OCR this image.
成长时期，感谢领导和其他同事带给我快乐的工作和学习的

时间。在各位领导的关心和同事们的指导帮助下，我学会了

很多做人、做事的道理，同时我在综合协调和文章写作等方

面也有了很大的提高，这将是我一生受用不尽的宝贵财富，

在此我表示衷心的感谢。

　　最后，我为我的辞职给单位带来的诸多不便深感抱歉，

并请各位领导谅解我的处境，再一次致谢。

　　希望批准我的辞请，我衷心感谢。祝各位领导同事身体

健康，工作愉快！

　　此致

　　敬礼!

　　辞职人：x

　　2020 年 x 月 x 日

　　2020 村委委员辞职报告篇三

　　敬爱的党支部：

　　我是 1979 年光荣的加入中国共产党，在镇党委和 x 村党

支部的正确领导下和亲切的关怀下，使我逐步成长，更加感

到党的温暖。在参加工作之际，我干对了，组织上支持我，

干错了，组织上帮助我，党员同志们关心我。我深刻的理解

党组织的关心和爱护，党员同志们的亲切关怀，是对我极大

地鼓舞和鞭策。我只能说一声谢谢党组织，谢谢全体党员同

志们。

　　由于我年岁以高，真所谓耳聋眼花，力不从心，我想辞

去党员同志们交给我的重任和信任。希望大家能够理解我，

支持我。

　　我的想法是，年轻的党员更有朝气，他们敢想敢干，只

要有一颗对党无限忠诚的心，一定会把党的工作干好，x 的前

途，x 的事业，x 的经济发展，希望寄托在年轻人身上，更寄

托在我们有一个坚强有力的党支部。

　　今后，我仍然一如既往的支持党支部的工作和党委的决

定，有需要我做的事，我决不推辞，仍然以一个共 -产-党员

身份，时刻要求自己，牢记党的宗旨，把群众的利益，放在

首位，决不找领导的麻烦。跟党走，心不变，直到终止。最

□ □ □ □ □

* **Requirements**
From the listing above, extract every line exactly as it stands.

* **Full response**
OCR this image.
成长时期，感谢领导和其他同事带给我快乐的工作和学习的

时间。在各位领导的关心和同事们的指导帮助下，我学会了

很多做人、做事的道理，同时我在综合协调和文章写作等方

面也有了很大的提高，这将是我一生受用不尽的宝贵财富，

在此我表示衷心的感谢。

　　最后，我为我的辞职给单位带来的诸多不便深感抱歉，

并请各位领导谅解我的处境，再一次致谢。

　　希望批准我的辞请，我衷心感谢。祝各位领导同事身体

健康，工作愉快！

　　此致

　　敬礼!

　　辞职人：x

　　2020 年 x 月 x 日

　　2020 村委委员辞职报告篇三

　　敬爱的党支部：

　　我是 1979 年光荣的加入中国共产党，在镇党委和 x 村党

支部的正确领导下和亲切的关怀下，使我逐步成长，更加感

到党的温暖。在参加工作之际，我干对了，组织上支持我，

干错了，组织上帮助我，党员同志们关心我。我深刻的理解

党组织的关心和爱护，党员同志们的亲切关怀，是对我极大

地鼓舞和鞭策。我只能说一声谢谢党组织，谢谢全体党员同

志们。

　　由于我年岁以高，真所谓耳聋眼花，力不从心，我想辞

去党员同志们交给我的重任和信任。希望大家能够理解我，

支持我。

　　我的想法是，年轻的党员更有朝气，他们敢想敢干，只

要有一颗对党无限忠诚的心，一定会把党的工作干好，x 的前

途，x 的事业，x 的经济发展，希望寄托在年轻人身上，更寄

托在我们有一个坚强有力的党支部。

　　今后，我仍然一如既往的支持党支部的工作和党委的决

定，有需要我做的事，我决不推辞，仍然以一个共 -产-党员

身份，时刻要求自己，牢记党的宗旨，把群众的利益，放在

首位，决不找领导的麻烦。跟党走，心不变，直到终止。最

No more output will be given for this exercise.